• To be done
Identify each line containing the word "KANGEYAM" and copy it.

• Excerpted records
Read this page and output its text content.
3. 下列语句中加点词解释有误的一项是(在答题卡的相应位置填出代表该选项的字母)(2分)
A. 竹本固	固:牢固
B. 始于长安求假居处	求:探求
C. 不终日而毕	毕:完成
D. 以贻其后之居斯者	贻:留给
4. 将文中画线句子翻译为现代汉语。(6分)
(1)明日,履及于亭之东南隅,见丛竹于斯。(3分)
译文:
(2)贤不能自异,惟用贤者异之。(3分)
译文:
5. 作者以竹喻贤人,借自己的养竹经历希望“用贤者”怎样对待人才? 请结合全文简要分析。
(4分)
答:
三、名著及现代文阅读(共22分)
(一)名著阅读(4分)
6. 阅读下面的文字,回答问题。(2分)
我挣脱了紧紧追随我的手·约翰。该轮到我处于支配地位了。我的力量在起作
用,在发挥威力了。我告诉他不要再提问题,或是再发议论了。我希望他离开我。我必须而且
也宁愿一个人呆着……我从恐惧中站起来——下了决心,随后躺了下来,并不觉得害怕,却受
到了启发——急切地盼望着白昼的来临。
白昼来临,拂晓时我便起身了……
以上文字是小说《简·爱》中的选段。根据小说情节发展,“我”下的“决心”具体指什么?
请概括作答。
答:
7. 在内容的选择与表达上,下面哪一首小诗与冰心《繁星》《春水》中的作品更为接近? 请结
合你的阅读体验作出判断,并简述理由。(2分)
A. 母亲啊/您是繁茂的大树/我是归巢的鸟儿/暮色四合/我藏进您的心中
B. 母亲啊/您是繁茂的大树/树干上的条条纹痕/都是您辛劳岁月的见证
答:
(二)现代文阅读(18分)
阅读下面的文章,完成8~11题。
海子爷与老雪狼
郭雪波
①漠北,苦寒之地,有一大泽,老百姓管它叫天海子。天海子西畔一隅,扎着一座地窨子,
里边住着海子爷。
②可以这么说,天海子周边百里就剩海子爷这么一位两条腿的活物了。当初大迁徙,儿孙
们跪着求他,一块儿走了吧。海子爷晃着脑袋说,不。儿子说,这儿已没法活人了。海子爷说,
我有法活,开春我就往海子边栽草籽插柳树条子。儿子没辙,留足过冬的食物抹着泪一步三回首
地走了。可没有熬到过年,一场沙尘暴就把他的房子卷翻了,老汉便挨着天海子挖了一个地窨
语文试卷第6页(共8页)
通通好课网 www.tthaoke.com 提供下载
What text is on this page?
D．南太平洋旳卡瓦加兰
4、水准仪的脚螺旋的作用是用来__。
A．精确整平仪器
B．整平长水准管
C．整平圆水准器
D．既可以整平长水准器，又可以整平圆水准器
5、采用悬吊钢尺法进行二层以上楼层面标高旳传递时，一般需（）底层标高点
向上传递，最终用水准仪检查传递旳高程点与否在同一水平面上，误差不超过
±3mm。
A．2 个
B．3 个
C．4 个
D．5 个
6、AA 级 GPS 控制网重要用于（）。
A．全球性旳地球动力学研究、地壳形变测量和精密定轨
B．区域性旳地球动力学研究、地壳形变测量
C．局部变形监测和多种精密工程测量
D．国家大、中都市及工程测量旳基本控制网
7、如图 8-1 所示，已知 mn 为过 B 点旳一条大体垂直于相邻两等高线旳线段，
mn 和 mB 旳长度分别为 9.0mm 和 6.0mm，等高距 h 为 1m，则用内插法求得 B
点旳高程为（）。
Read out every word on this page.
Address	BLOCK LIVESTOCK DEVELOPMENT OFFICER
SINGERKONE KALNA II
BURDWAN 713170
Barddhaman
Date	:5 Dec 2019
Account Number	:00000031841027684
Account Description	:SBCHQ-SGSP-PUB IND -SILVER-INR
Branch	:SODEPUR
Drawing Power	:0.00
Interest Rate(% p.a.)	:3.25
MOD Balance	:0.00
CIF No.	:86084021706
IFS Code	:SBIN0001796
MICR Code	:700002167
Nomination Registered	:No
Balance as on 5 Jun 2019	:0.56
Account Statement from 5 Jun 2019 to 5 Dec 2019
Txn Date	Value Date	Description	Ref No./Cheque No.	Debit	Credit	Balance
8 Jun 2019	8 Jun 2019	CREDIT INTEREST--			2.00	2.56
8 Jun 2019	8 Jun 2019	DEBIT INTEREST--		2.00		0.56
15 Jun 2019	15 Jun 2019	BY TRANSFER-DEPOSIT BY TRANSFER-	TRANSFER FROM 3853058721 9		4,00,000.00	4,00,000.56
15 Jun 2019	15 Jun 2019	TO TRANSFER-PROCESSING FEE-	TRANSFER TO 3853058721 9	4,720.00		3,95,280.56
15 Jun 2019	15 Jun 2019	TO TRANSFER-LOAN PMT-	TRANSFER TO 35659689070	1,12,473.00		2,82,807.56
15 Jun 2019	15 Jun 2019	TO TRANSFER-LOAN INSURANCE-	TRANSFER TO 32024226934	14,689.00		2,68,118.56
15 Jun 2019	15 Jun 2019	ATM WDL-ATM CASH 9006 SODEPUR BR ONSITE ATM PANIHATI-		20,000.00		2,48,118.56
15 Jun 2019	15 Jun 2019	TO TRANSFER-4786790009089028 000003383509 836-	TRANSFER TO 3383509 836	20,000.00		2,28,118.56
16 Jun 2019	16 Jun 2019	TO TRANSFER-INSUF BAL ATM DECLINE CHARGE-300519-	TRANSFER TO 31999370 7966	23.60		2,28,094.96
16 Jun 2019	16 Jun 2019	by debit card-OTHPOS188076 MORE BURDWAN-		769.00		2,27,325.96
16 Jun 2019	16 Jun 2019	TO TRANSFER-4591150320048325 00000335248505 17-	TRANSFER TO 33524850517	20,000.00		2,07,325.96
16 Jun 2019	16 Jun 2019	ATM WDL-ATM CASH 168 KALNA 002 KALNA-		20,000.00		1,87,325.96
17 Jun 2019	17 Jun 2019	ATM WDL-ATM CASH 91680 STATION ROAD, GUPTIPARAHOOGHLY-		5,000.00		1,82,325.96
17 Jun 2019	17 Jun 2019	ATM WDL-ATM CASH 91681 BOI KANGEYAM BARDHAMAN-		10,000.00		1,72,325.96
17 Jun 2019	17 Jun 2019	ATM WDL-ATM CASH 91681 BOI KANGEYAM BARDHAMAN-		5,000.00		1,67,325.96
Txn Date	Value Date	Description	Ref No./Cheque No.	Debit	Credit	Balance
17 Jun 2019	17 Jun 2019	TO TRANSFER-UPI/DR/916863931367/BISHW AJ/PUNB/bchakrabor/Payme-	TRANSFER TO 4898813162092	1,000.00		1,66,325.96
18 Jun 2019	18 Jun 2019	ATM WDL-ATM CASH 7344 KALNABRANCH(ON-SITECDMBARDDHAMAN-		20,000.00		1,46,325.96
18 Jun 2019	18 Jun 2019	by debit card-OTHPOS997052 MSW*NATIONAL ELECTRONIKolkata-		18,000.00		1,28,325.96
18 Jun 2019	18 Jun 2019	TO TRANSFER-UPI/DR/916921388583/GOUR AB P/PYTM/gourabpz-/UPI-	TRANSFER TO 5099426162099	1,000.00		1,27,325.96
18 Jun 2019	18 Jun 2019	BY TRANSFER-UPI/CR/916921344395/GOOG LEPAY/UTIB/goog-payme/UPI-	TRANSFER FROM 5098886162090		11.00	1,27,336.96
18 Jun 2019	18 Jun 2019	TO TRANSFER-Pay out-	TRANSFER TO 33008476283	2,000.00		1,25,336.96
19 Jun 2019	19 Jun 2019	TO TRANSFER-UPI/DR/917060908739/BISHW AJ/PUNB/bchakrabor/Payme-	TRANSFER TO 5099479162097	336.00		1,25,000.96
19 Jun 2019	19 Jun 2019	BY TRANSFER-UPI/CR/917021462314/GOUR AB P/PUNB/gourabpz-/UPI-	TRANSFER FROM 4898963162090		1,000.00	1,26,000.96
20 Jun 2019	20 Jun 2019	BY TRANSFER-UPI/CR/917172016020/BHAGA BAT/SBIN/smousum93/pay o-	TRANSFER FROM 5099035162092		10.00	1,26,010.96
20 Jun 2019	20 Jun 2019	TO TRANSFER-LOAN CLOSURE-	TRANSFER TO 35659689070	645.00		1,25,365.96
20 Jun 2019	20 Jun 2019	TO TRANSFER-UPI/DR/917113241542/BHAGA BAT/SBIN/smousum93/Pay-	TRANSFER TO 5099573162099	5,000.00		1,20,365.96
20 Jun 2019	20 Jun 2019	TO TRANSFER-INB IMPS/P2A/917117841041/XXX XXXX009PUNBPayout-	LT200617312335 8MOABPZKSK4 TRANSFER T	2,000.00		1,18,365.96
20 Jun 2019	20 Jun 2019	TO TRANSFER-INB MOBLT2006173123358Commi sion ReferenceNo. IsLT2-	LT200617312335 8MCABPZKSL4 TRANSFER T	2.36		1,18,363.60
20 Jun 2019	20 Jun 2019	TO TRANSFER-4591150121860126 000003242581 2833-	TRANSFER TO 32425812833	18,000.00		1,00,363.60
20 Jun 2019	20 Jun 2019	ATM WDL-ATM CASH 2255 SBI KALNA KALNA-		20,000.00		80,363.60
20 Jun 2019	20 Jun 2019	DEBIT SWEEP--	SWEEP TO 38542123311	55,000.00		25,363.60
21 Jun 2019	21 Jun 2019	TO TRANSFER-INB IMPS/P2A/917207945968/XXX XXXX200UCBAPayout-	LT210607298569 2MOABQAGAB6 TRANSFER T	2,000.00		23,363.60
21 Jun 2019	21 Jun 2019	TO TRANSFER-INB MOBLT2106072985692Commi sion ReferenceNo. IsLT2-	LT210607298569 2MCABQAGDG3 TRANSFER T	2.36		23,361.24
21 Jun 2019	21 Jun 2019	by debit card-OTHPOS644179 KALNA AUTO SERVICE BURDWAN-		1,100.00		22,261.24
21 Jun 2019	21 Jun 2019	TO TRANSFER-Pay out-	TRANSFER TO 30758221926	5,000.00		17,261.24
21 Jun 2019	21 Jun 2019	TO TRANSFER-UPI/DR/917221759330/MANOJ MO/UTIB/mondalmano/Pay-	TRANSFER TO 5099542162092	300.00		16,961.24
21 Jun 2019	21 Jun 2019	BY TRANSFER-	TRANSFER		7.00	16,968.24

• The response
17 Jun 2019	17 Jun 2019	ATM WDL-ATM CASH 91681 BOI KANGEYAM BARDHAMAN-		10,000.00		1,72,325.96
17 Jun 2019	17 Jun 2019	ATM WDL-ATM CASH 91681 BOI KANGEYAM BARDHAMAN-		5,000.00		1,67,325.96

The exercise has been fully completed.